* [Task goal]: Go through the entries below and write each one out exactly.
Begin Stored records
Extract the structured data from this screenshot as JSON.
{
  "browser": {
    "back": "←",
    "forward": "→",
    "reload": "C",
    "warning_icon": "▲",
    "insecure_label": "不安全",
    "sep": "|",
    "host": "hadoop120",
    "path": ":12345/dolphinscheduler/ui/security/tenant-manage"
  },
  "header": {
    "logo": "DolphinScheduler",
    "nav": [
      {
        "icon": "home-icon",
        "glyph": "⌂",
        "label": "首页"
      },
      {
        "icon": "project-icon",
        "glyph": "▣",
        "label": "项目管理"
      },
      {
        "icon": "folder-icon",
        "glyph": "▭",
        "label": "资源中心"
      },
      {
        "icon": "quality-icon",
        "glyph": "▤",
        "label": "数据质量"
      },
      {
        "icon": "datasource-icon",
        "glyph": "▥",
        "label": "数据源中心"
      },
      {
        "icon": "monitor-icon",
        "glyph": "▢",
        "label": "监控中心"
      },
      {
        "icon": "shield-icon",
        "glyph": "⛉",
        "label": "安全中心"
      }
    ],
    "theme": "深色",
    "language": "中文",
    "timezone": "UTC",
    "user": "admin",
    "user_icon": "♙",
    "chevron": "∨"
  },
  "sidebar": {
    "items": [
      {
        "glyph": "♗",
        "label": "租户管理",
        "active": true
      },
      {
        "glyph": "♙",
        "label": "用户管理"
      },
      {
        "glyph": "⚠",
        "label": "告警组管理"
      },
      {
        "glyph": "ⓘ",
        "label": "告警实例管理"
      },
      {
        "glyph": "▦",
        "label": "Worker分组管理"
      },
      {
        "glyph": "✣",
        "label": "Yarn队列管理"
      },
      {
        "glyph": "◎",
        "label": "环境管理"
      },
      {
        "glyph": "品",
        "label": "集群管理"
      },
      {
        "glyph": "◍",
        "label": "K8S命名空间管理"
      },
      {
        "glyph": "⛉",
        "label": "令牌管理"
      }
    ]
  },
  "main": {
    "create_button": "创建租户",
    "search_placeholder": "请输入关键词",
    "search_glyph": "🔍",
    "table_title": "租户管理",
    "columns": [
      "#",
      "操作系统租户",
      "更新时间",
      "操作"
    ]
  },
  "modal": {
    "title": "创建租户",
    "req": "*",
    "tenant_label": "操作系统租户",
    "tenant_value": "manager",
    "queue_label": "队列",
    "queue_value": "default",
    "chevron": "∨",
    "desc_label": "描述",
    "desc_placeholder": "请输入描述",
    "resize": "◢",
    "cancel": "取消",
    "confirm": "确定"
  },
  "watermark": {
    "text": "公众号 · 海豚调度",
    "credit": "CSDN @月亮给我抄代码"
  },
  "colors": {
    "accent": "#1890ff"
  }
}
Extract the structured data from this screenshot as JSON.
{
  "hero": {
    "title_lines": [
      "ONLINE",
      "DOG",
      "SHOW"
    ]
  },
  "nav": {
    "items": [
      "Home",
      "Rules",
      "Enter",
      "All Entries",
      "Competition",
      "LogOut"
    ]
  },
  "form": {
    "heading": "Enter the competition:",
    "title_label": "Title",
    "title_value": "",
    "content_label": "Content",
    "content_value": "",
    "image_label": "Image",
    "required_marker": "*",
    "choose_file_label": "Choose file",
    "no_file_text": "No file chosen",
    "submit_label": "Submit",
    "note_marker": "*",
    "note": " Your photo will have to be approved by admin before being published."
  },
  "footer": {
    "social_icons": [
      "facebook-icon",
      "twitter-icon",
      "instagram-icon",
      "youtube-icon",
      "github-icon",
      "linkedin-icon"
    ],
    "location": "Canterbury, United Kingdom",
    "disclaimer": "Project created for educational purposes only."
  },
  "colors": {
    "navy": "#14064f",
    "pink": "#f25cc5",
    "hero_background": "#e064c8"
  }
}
End Stored records
* [Reply]:
Extract the structured data from this screenshot as JSON.
{
  "browser": {
    "back": "←",
    "forward": "→",
    "reload": "C",
    "warning_icon": "▲",
    "insecure_label": "不安全",
    "sep": "|",
    "host": "hadoop120",
    "path": ":12345/dolphinscheduler/ui/security/tenant-manage"
  },
  "header": {
    "logo": "DolphinScheduler",
    "nav": [
      {
        "icon": "home-icon",
        "glyph": "⌂",
        "label": "首页"
      },
      {
        "icon": "project-icon",
        "glyph": "▣",
        "label": "项目管理"
      },
      {
        "icon": "folder-icon",
        "glyph": "▭",
        "label": "资源中心"
      },
      {
        "icon": "quality-icon",
        "glyph": "▤",
        "label": "数据质量"
      },
      {
        "icon": "datasource-icon",
        "glyph": "▥",
        "label": "数据源中心"
      },
      {
        "icon": "monitor-icon",
        "glyph": "▢",
        "label": "监控中心"
      },
      {
        "icon": "shield-icon",
        "glyph": "⛉",
        "label": "安全中心"
      }
    ],
    "theme": "深色",
    "language": "中文",
    "timezone": "UTC",
    "user": "admin",
    "user_icon": "♙",
    "chevron": "∨"
  },
  "sidebar": {
    "items": [
      {
        "glyph": "♗",
        "label": "租户管理",
        "active": true
      },
      {
        "glyph": "♙",
        "label": "用户管理"
      },
      {
        "glyph": "⚠",
        "label": "告警组管理"
      },
      {
        "glyph": "ⓘ",
        "label": "告警实例管理"
      },
      {
        "glyph": "▦",
        "label": "Worker分组管理"
      },
      {
        "glyph": "✣",
        "label": "Yarn队列管理"
      },
      {
        "glyph": "◎",
        "label": "环境管理"
      },
      {
        "glyph": "品",
        "label": "集群管理"
      },
      {
        "glyph": "◍",
        "label": "K8S命名空间管理"
      },
      {
        "glyph": "⛉",
        "label": "令牌管理"
      }
    ]
  },
  "main": {
    "create_button": "创建租户",
    "search_placeholder": "请输入关键词",
    "search_glyph": "🔍",
    "table_title": "租户管理",
    "columns": [
      "#",
      "操作系统租户",
      "更新时间",
      "操作"
    ]
  },
  "modal": {
    "title": "创建租户",
    "req": "*",
    "tenant_label": "操作系统租户",
    "tenant_value": "manager",
    "queue_label": "队列",
    "queue_value": "default",
    "chevron": "∨",
    "desc_label": "描述",
    "desc_placeholder": "请输入描述",
    "resize": "◢",
    "cancel": "取消",
    "confirm": "确定"
  },
  "watermark": {
    "text": "公众号 · 海豚调度",
    "credit": "CSDN @月亮给我抄代码"
  },
  "colors": {
    "accent": "#1890ff"
  }
}
Extract the structured data from this screenshot as JSON.
{
  "hero": {
    "title_lines": [
      "ONLINE",
      "DOG",
      "SHOW"
    ]
  },
  "nav": {
    "items": [
      "Home",
      "Rules",
      "Enter",
      "All Entries",
      "Competition",
      "LogOut"
    ]
  },
  "form": {
    "heading": "Enter the competition:",
    "title_label": "Title",
    "title_value": "",
    "content_label": "Content",
    "content_value": "",
    "image_label": "Image",
    "required_marker": "*",
    "choose_file_label": "Choose file",
    "no_file_text": "No file chosen",
    "submit_label": "Submit",
    "note_marker": "*",
    "note": " Your photo will have to be approved by admin before being published."
  },
  "footer": {
    "social_icons": [
      "facebook-icon",
      "twitter-icon",
      "instagram-icon",
      "youtube-icon",
      "github-icon",
      "linkedin-icon"
    ],
    "location": "Canterbury, United Kingdom",
    "disclaimer": "Project created for educational purposes only."
  },
  "colors": {
    "navy": "#14064f",
    "pink": "#f25cc5",
    "hero_background": "#e064c8"
  }
}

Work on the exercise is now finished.